DIRECTION:
Transcribe every entry word for word, leaving out all images.
::::
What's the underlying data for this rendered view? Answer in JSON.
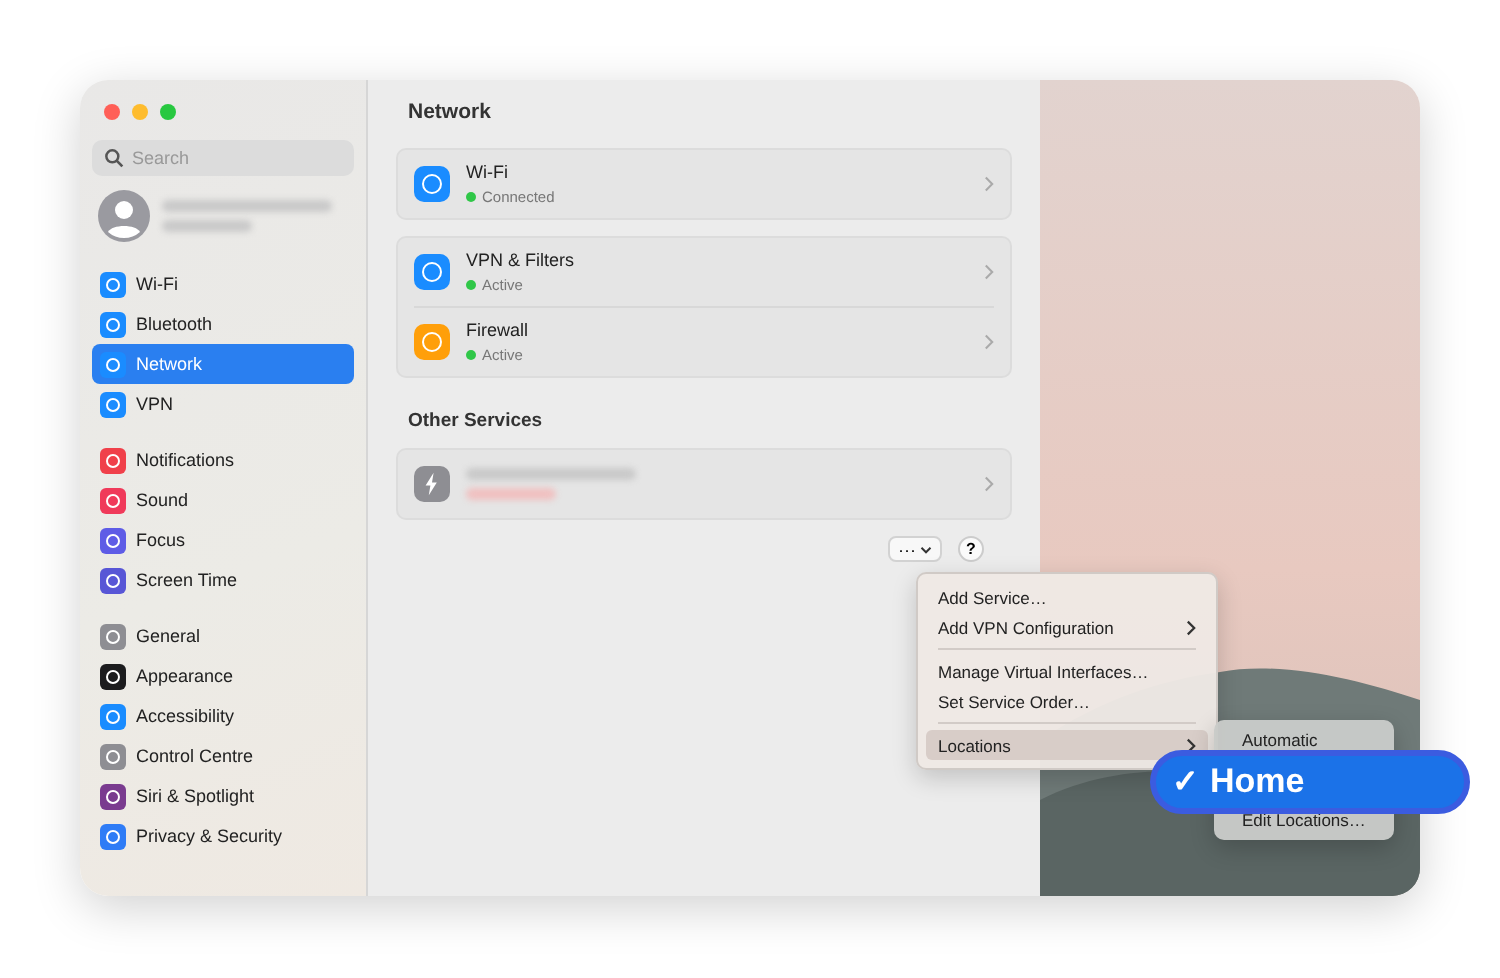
{
  "window": {
    "title": "Network"
  },
  "sidebar": {
    "search": {
      "placeholder": "Search"
    },
    "groups": [
      {
        "items": [
          {
            "label": "Wi-Fi",
            "selected": false
          },
          {
            "label": "Bluetooth",
            "selected": false
          },
          {
            "label": "Network",
            "selected": true
          },
          {
            "label": "VPN",
            "selected": false
          }
        ]
      },
      {
        "items": [
          {
            "label": "Notifications",
            "selected": false
          },
          {
            "label": "Sound",
            "selected": false
          },
          {
            "label": "Focus",
            "selected": false
          },
          {
            "label": "Screen Time",
            "selected": false
          }
        ]
      },
      {
        "items": [
          {
            "label": "General",
            "selected": false
          },
          {
            "label": "Appearance",
            "selected": false
          },
          {
            "label": "Accessibility",
            "selected": false
          },
          {
            "label": "Control Centre",
            "selected": false
          },
          {
            "label": "Siri & Spotlight",
            "selected": false
          },
          {
            "label": "Privacy & Security",
            "selected": false
          }
        ]
      }
    ]
  },
  "services": [
    {
      "items": [
        {
          "name": "Wi-Fi",
          "status": "Connected",
          "color": "#30c748"
        }
      ]
    },
    {
      "items": [
        {
          "name": "VPN & Filters",
          "status": "Active",
          "color": "#30c748"
        },
        {
          "name": "Firewall",
          "status": "Active",
          "color": "#30c748"
        }
      ]
    }
  ],
  "other_services": {
    "heading": "Other Services"
  },
  "toolbar": {
    "more": "···",
    "help": "?"
  },
  "menu": {
    "groups": [
      [
        {
          "label": "Add Service…",
          "submenu": false,
          "selected": false
        },
        {
          "label": "Add VPN Configuration",
          "submenu": true,
          "selected": false
        }
      ],
      [
        {
          "label": "Manage Virtual Interfaces…",
          "submenu": false,
          "selected": false
        },
        {
          "label": "Set Service Order…",
          "submenu": false,
          "selected": false
        }
      ],
      [
        {
          "label": "Locations",
          "submenu": true,
          "selected": true
        }
      ]
    ]
  },
  "locations_menu": {
    "items": [
      {
        "label": "Automatic",
        "selected": false
      },
      {
        "label": "Edit Locations…",
        "selected": false
      }
    ]
  },
  "callout": {
    "check": "✓",
    "label": "Home",
    "selected": true
  }
}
::::
SOLUTION FOR THIS EXERCISE:
What's the underlying data for this rendered view? Answer in JSON.
{
  "window": {
    "title": "Network"
  },
  "sidebar": {
    "search": {
      "placeholder": "Search"
    },
    "groups": [
      {
        "items": [
          {
            "label": "Wi-Fi",
            "selected": false
          },
          {
            "label": "Bluetooth",
            "selected": false
          },
          {
            "label": "Network",
            "selected": true
          },
          {
            "label": "VPN",
            "selected": false
          }
        ]
      },
      {
        "items": [
          {
            "label": "Notifications",
            "selected": false
          },
          {
            "label": "Sound",
            "selected": false
          },
          {
            "label": "Focus",
            "selected": false
          },
          {
            "label": "Screen Time",
            "selected": false
          }
        ]
      },
      {
        "items": [
          {
            "label": "General",
            "selected": false
          },
          {
            "label": "Appearance",
            "selected": false
          },
          {
            "label": "Accessibility",
            "selected": false
          },
          {
            "label": "Control Centre",
            "selected": false
          },
          {
            "label": "Siri & Spotlight",
            "selected": false
          },
          {
            "label": "Privacy & Security",
            "selected": false
          }
        ]
      }
    ]
  },
  "services": [
    {
      "items": [
        {
          "name": "Wi-Fi",
          "status": "Connected",
          "color": "#30c748"
        }
      ]
    },
    {
      "items": [
        {
          "name": "VPN & Filters",
          "status": "Active",
          "color": "#30c748"
        },
        {
          "name": "Firewall",
          "status": "Active",
          "color": "#30c748"
        }
      ]
    }
  ],
  "other_services": {
    "heading": "Other Services"
  },
  "toolbar": {
    "more": "···",
    "help": "?"
  },
  "menu": {
    "groups": [
      [
        {
          "label": "Add Service…",
          "submenu": false,
          "selected": false
        },
        {
          "label": "Add VPN Configuration",
          "submenu": true,
          "selected": false
        }
      ],
      [
        {
          "label": "Manage Virtual Interfaces…",
          "submenu": false,
          "selected": false
        },
        {
          "label": "Set Service Order…",
          "submenu": false,
          "selected": false
        }
      ],
      [
        {
          "label": "Locations",
          "submenu": true,
          "selected": true
        }
      ]
    ]
  },
  "locations_menu": {
    "items": [
      {
        "label": "Automatic",
        "selected": false
      },
      {
        "label": "Edit Locations…",
        "selected": false
      }
    ]
  },
  "callout": {
    "check": "✓",
    "label": "Home",
    "selected": true
  }
}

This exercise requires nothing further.